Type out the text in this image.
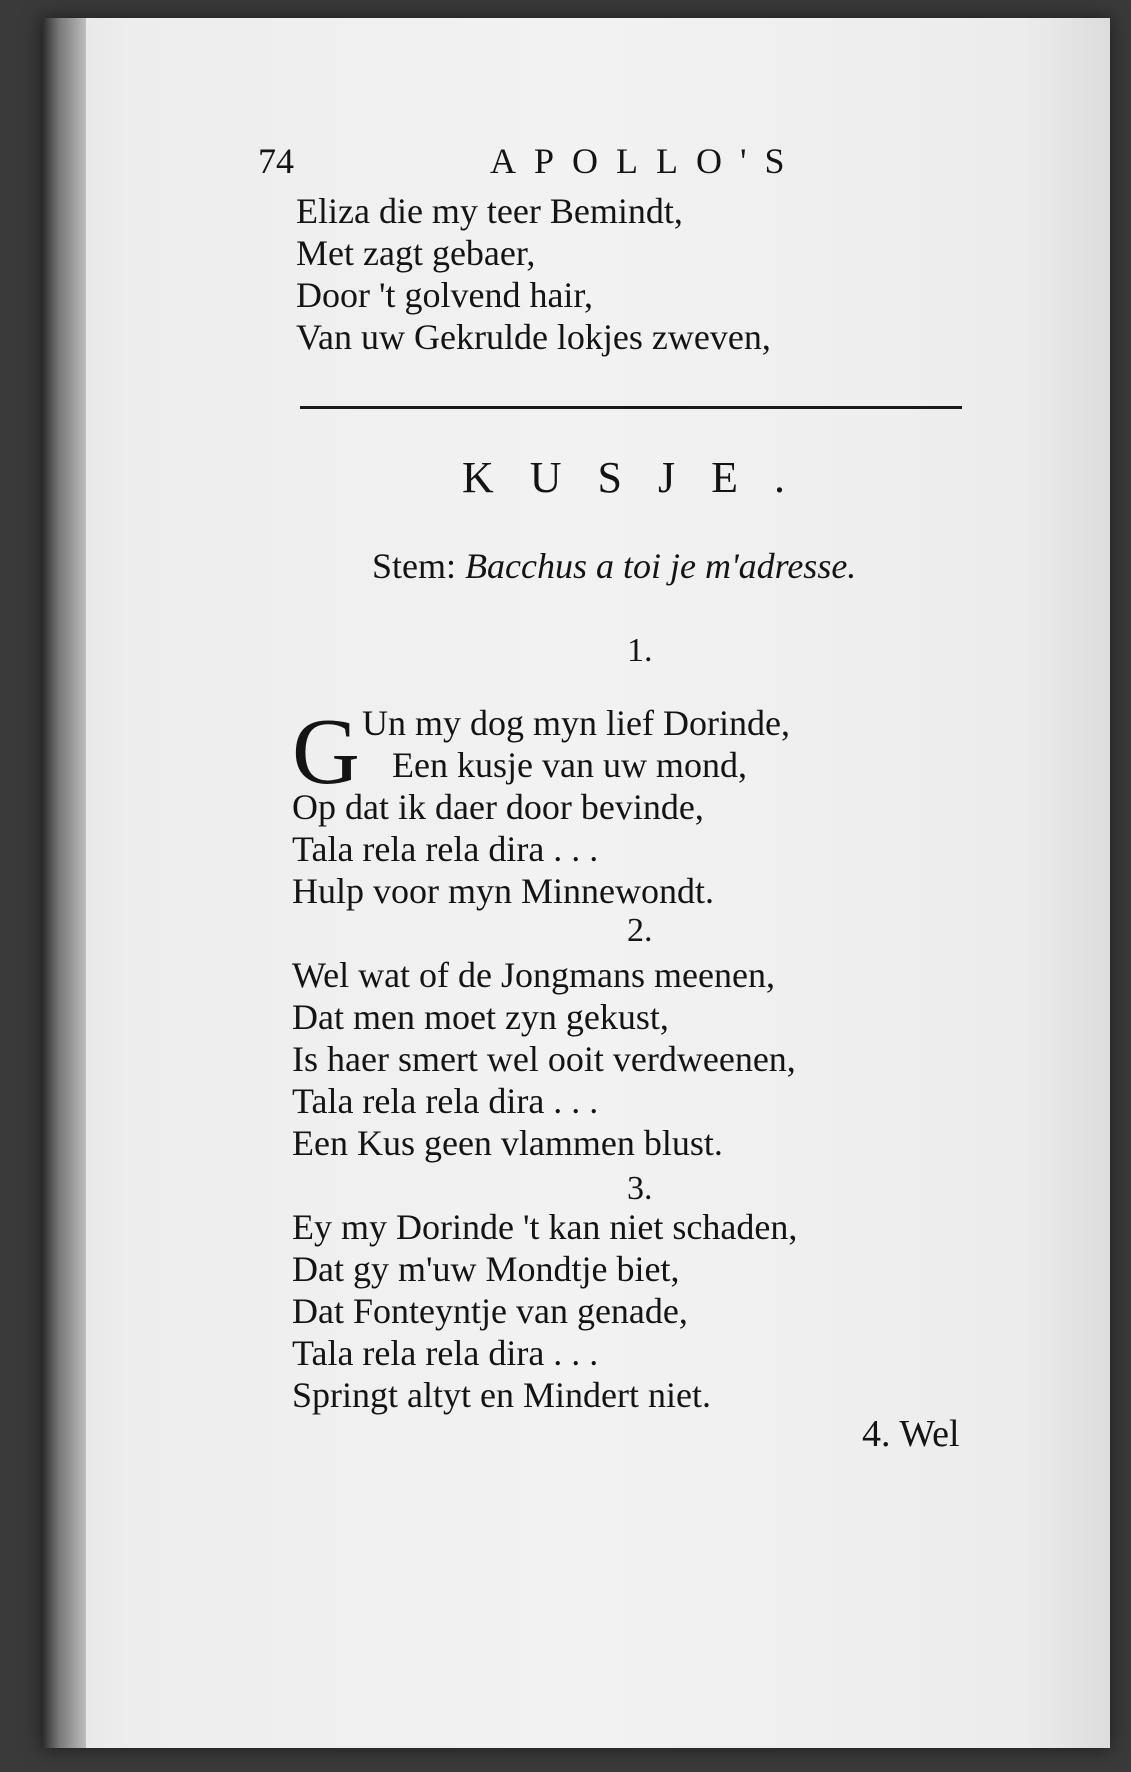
74	APOLLO'S
Eliza die my teer Bemindt,
Met zagt gebaer,
Door 't golvend hair,
Van uw Gekrulde lokjes zweven,
KUSJE.
Stem: Bacchus a toi je m'adresse.
1.
G Un my dog myn lief Dorinde,
Een kusje van uw mond,
Op dat ik daer door bevinde,
Tala rela rela dira . . .
Hulp voor myn Minnewondt.
2.
Wel wat of de Jongmans meenen,
Dat men moet zyn gekust,
Is haer smert wel ooit verdweenen,
Tala rela rela dira . . .
Een Kus geen vlammen blust.
3.
Ey my Dorinde 't kan niet schaden,
Dat gy m'uw Mondtje biet,
Dat Fonteyntje van genade,
Tala rela rela dira . . .
Springt altyt en Mindert niet.
4. Wel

——

_Problem details_
Omit pictures; set down the rest of the material word for word.

_Solution_
Type out the text in this image.
74	APOLLO'S
Eliza die my teer Bemindt,
Met zagt gebaer,
Door 't golvend hair,
Van uw Gekrulde lokjes zweven,
KUSJE.
Stem: Bacchus a toi je m'adresse.
1.
G Un my dog myn lief Dorinde,
Een kusje van uw mond,
Op dat ik daer door bevinde,
Tala rela rela dira . . .
Hulp voor myn Minnewondt.
2.
Wel wat of de Jongmans meenen,
Dat men moet zyn gekust,
Is haer smert wel ooit verdweenen,
Tala rela rela dira . . .
Een Kus geen vlammen blust.
3.
Ey my Dorinde 't kan niet schaden,
Dat gy m'uw Mondtje biet,
Dat Fonteyntje van genade,
Tala rela rela dira . . .
Springt altyt en Mindert niet.
4. Wel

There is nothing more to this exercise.